# Requirement 1
In the passage on the Dutch verb vallen, which auxiliary verb does vallen always take in the perfect?
# Requirement 2
Carry on the explanation of the Dutch verb vallen from the point where it stops.

*** Opening of Passage ***

Simple past: viel / vielen

Here the a gives way to ie, and — unlike lopen, where both numbers share the same vowel — vallen keeps the vowel but adds the plural ending. There is no separate vowel for the plural; only the -en differs.

PersonPast form
ik / jij / u / hij / zij / hetviel
wij / jullie / zij (pl.)vielen

Hij viel van de trap en brak zijn pols.

He fell down the stairs and broke his wrist. Singular past 'viel'.

De bladeren vielen dit jaar vroeg.

The leaves fell early this year. Plural past 'vielen'.

The perfect: always zijn

Vallen is a verb of change-of-state — you end up on the ground, in a new condition — so it belongs to the class of motion/change verbs that take zijn. This is the same logic that gives English the archaic "he is fallen," and the parallel is worth holding onto: ik ben gevallen is literally "I am fallen."

*** Close of Passage ***
*** Opening of Record excerpts ***

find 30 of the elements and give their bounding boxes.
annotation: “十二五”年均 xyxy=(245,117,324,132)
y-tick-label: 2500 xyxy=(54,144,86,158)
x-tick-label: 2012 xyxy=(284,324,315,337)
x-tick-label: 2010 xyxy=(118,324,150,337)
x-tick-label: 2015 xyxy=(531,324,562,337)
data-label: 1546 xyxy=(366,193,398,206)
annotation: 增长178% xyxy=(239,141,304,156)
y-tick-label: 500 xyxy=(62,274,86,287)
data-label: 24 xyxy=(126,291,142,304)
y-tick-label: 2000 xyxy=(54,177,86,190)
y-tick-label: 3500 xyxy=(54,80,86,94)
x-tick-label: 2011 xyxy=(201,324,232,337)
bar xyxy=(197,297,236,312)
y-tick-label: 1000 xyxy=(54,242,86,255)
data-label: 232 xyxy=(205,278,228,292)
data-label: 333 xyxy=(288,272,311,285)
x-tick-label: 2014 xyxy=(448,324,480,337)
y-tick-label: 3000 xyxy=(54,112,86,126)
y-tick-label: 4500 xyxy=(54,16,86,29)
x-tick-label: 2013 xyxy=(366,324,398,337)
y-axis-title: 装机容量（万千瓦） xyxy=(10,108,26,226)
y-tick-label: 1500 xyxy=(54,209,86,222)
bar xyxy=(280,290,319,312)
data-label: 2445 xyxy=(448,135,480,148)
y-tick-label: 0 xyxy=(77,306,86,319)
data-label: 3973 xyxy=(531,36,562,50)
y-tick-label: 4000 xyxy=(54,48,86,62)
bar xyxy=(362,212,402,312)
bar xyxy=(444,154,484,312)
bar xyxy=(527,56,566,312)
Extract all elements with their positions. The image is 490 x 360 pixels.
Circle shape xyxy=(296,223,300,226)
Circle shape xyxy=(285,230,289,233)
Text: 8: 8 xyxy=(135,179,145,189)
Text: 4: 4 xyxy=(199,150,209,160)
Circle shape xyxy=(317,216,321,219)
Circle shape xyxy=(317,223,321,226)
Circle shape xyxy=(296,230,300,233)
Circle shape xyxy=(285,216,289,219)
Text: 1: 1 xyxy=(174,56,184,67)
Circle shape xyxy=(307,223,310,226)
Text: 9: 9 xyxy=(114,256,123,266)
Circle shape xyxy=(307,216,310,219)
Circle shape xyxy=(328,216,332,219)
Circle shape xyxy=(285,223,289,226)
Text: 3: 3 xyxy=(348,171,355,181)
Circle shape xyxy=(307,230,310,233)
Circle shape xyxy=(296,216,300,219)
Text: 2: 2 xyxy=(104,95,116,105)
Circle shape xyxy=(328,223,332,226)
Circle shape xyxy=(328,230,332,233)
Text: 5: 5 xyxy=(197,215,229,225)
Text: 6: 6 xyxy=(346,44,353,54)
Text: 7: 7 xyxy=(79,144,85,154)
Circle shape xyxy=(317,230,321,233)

*** Close of Record excerpts ***

# Response box 1
Zijn.

# Response box 2
PersonPerfectEnglish
ikben gevallenI have fallen
jij / ubent gevallenyou have fallen
hij / zij / hetis gevallenhe/she/it has fallen
wij / jullie / zijzijn gevallenwe/you/they have fallen

Ze is op het ijs gevallen, maar het gaat alweer.

She fell on the ice, but she's already okay. Perfect with 'zijn'.

💡
English speakers instinctively reach for "have" and produce ik heb gevallen. Resist it. Vallen always takes zijn — think "I am fallen," not "I have fallen." The same goes for every separable compound below: het is tegengevallen, ik ben in slaap gevallen.

Imperative

The imperative is the bare stem val — though as a literal command ("Fall!") it is rare. You will far more often meet it inside fixed phrases.

FormUseEnglish
Val me niet in de rede!everyday phraseDon't interrupt me!
Val maar lekker in slaap.warm, informalDrift off to sleep now.

Idioms and separable compounds

Vallen is unusually productive. Three patterns matter most.

1. In slaap vallen — "to fall asleep." A fixed phrase; the perfect is in slaap gevallen (with zijn).

Ik ben gisteren voor de tv in slaap gevallen.

I fell asleep in front of the TV yesterday. Idiom 'in slaap vallen', perfect with zijn.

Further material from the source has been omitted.